[start]
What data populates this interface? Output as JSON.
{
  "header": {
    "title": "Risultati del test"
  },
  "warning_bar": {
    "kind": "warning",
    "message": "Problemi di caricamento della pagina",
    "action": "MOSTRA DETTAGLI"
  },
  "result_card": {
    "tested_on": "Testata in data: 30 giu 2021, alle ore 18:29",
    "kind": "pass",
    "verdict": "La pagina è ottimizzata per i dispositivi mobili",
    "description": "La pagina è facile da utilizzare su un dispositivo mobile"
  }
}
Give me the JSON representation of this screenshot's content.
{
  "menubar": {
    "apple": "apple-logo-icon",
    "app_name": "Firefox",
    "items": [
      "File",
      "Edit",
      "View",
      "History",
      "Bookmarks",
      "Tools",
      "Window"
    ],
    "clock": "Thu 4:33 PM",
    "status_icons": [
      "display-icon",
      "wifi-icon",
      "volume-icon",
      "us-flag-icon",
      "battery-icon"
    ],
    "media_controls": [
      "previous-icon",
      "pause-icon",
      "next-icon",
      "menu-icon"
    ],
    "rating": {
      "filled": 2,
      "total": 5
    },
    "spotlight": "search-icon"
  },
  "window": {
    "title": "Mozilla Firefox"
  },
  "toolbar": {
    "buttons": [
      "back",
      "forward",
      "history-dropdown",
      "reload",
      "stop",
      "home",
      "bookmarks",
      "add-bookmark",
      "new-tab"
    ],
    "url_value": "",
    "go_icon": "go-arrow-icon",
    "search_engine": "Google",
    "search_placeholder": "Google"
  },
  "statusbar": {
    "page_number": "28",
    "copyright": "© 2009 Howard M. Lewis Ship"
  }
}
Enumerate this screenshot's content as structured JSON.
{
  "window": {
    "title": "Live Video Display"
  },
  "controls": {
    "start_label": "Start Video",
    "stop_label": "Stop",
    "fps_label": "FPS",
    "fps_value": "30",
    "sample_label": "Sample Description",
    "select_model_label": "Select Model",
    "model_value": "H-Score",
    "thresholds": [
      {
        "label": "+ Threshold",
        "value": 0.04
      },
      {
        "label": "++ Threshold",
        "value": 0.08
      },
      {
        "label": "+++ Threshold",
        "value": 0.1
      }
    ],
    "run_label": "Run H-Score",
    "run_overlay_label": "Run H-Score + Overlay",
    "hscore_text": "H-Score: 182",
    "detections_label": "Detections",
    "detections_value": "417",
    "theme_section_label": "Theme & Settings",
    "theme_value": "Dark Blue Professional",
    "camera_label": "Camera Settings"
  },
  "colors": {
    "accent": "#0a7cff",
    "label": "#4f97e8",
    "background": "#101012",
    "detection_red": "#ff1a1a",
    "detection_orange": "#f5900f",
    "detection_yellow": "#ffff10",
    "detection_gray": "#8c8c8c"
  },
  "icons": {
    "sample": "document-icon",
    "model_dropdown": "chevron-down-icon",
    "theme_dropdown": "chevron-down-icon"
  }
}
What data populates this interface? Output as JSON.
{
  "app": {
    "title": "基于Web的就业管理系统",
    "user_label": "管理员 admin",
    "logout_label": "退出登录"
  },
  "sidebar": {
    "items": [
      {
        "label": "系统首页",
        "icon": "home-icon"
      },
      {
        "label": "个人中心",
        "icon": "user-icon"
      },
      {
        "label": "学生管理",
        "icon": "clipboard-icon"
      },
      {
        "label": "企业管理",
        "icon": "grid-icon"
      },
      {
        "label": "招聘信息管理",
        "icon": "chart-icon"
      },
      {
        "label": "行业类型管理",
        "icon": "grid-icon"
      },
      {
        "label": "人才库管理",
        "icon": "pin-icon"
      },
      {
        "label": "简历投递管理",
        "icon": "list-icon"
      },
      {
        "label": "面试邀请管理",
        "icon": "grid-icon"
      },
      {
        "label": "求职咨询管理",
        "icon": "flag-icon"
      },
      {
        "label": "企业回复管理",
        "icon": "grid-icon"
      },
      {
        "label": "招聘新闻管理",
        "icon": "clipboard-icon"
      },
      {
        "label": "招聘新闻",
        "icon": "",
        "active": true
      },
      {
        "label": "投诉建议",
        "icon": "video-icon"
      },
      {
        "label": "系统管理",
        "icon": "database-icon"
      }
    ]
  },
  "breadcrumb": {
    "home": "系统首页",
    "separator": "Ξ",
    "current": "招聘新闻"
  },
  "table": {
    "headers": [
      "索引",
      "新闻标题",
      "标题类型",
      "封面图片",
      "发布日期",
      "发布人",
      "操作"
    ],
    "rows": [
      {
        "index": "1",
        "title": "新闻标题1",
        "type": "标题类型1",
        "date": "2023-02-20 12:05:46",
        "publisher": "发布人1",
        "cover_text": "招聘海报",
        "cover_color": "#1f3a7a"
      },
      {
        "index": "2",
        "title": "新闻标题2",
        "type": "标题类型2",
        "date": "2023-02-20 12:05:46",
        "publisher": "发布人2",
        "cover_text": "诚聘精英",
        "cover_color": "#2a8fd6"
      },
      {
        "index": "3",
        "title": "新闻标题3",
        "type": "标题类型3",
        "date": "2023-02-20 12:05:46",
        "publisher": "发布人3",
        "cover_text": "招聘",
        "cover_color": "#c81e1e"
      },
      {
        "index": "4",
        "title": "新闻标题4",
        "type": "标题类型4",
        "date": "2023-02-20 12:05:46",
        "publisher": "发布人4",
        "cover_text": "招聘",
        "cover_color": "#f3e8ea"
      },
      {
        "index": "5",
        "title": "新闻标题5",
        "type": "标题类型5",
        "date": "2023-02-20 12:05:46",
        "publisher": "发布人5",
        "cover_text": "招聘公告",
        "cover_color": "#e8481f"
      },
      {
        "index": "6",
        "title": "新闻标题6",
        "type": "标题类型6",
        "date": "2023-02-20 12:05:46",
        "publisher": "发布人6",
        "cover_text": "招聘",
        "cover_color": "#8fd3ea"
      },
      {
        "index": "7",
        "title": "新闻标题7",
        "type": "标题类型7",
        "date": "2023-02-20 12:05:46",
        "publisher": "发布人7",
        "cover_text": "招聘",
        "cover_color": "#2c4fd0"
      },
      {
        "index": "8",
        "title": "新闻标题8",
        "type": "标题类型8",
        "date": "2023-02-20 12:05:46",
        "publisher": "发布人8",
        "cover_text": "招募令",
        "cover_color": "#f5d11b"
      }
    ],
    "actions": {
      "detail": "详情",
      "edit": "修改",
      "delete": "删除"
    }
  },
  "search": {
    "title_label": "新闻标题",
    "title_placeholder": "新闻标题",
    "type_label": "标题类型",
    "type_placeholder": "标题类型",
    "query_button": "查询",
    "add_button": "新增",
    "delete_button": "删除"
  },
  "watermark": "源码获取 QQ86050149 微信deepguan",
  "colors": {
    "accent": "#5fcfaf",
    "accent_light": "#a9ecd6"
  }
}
[end]
## Stated goal
Make an exact copy of the records.

## Answer to this exercise
What data populates this interface? Output as JSON.
{
  "header": {
    "title": "Risultati del test"
  },
  "warning_bar": {
    "kind": "warning",
    "message": "Problemi di caricamento della pagina",
    "action": "MOSTRA DETTAGLI"
  },
  "result_card": {
    "tested_on": "Testata in data: 30 giu 2021, alle ore 18:29",
    "kind": "pass",
    "verdict": "La pagina è ottimizzata per i dispositivi mobili",
    "description": "La pagina è facile da utilizzare su un dispositivo mobile"
  }
}
Give me the JSON representation of this screenshot's content.
{
  "menubar": {
    "apple": "apple-logo-icon",
    "app_name": "Firefox",
    "items": [
      "File",
      "Edit",
      "View",
      "History",
      "Bookmarks",
      "Tools",
      "Window"
    ],
    "clock": "Thu 4:33 PM",
    "status_icons": [
      "display-icon",
      "wifi-icon",
      "volume-icon",
      "us-flag-icon",
      "battery-icon"
    ],
    "media_controls": [
      "previous-icon",
      "pause-icon",
      "next-icon",
      "menu-icon"
    ],
    "rating": {
      "filled": 2,
      "total": 5
    },
    "spotlight": "search-icon"
  },
  "window": {
    "title": "Mozilla Firefox"
  },
  "toolbar": {
    "buttons": [
      "back",
      "forward",
      "history-dropdown",
      "reload",
      "stop",
      "home",
      "bookmarks",
      "add-bookmark",
      "new-tab"
    ],
    "url_value": "",
    "go_icon": "go-arrow-icon",
    "search_engine": "Google",
    "search_placeholder": "Google"
  },
  "statusbar": {
    "page_number": "28",
    "copyright": "© 2009 Howard M. Lewis Ship"
  }
}
Enumerate this screenshot's content as structured JSON.
{
  "window": {
    "title": "Live Video Display"
  },
  "controls": {
    "start_label": "Start Video",
    "stop_label": "Stop",
    "fps_label": "FPS",
    "fps_value": "30",
    "sample_label": "Sample Description",
    "select_model_label": "Select Model",
    "model_value": "H-Score",
    "thresholds": [
      {
        "label": "+ Threshold",
        "value": 0.04
      },
      {
        "label": "++ Threshold",
        "value": 0.08
      },
      {
        "label": "+++ Threshold",
        "value": 0.1
      }
    ],
    "run_label": "Run H-Score",
    "run_overlay_label": "Run H-Score + Overlay",
    "hscore_text": "H-Score: 182",
    "detections_label": "Detections",
    "detections_value": "417",
    "theme_section_label": "Theme & Settings",
    "theme_value": "Dark Blue Professional",
    "camera_label": "Camera Settings"
  },
  "colors": {
    "accent": "#0a7cff",
    "label": "#4f97e8",
    "background": "#101012",
    "detection_red": "#ff1a1a",
    "detection_orange": "#f5900f",
    "detection_yellow": "#ffff10",
    "detection_gray": "#8c8c8c"
  },
  "icons": {
    "sample": "document-icon",
    "model_dropdown": "chevron-down-icon",
    "theme_dropdown": "chevron-down-icon"
  }
}
What data populates this interface? Output as JSON.
{
  "app": {
    "title": "基于Web的就业管理系统",
    "user_label": "管理员 admin",
    "logout_label": "退出登录"
  },
  "sidebar": {
    "items": [
      {
        "label": "系统首页",
        "icon": "home-icon"
      },
      {
        "label": "个人中心",
        "icon": "user-icon"
      },
      {
        "label": "学生管理",
        "icon": "clipboard-icon"
      },
      {
        "label": "企业管理",
        "icon": "grid-icon"
      },
      {
        "label": "招聘信息管理",
        "icon": "chart-icon"
      },
      {
        "label": "行业类型管理",
        "icon": "grid-icon"
      },
      {
        "label": "人才库管理",
        "icon": "pin-icon"
      },
      {
        "label": "简历投递管理",
        "icon": "list-icon"
      },
      {
        "label": "面试邀请管理",
        "icon": "grid-icon"
      },
      {
        "label": "求职咨询管理",
        "icon": "flag-icon"
      },
      {
        "label": "企业回复管理",
        "icon": "grid-icon"
      },
      {
        "label": "招聘新闻管理",
        "icon": "clipboard-icon"
      },
      {
        "label": "招聘新闻",
        "icon": "",
        "active": true
      },
      {
        "label": "投诉建议",
        "icon": "video-icon"
      },
      {
        "label": "系统管理",
        "icon": "database-icon"
      }
    ]
  },
  "breadcrumb": {
    "home": "系统首页",
    "separator": "Ξ",
    "current": "招聘新闻"
  },
  "table": {
    "headers": [
      "索引",
      "新闻标题",
      "标题类型",
      "封面图片",
      "发布日期",
      "发布人",
      "操作"
    ],
    "rows": [
      {
        "index": "1",
        "title": "新闻标题1",
        "type": "标题类型1",
        "date": "2023-02-20 12:05:46",
        "publisher": "发布人1",
        "cover_text": "招聘海报",
        "cover_color": "#1f3a7a"
      },
      {
        "index": "2",
        "title": "新闻标题2",
        "type": "标题类型2",
        "date": "2023-02-20 12:05:46",
        "publisher": "发布人2",
        "cover_text": "诚聘精英",
        "cover_color": "#2a8fd6"
      },
      {
        "index": "3",
        "title": "新闻标题3",
        "type": "标题类型3",
        "date": "2023-02-20 12:05:46",
        "publisher": "发布人3",
        "cover_text": "招聘",
        "cover_color": "#c81e1e"
      },
      {
        "index": "4",
        "title": "新闻标题4",
        "type": "标题类型4",
        "date": "2023-02-20 12:05:46",
        "publisher": "发布人4",
        "cover_text": "招聘",
        "cover_color": "#f3e8ea"
      },
      {
        "index": "5",
        "title": "新闻标题5",
        "type": "标题类型5",
        "date": "2023-02-20 12:05:46",
        "publisher": "发布人5",
        "cover_text": "招聘公告",
        "cover_color": "#e8481f"
      },
      {
        "index": "6",
        "title": "新闻标题6",
        "type": "标题类型6",
        "date": "2023-02-20 12:05:46",
        "publisher": "发布人6",
        "cover_text": "招聘",
        "cover_color": "#8fd3ea"
      },
      {
        "index": "7",
        "title": "新闻标题7",
        "type": "标题类型7",
        "date": "2023-02-20 12:05:46",
        "publisher": "发布人7",
        "cover_text": "招聘",
        "cover_color": "#2c4fd0"
      },
      {
        "index": "8",
        "title": "新闻标题8",
        "type": "标题类型8",
        "date": "2023-02-20 12:05:46",
        "publisher": "发布人8",
        "cover_text": "招募令",
        "cover_color": "#f5d11b"
      }
    ],
    "actions": {
      "detail": "详情",
      "edit": "修改",
      "delete": "删除"
    }
  },
  "search": {
    "title_label": "新闻标题",
    "title_placeholder": "新闻标题",
    "type_label": "标题类型",
    "type_placeholder": "标题类型",
    "query_button": "查询",
    "add_button": "新增",
    "delete_button": "删除"
  },
  "watermark": "源码获取 QQ86050149 微信deepguan",
  "colors": {
    "accent": "#5fcfaf",
    "accent_light": "#a9ecd6"
  }
}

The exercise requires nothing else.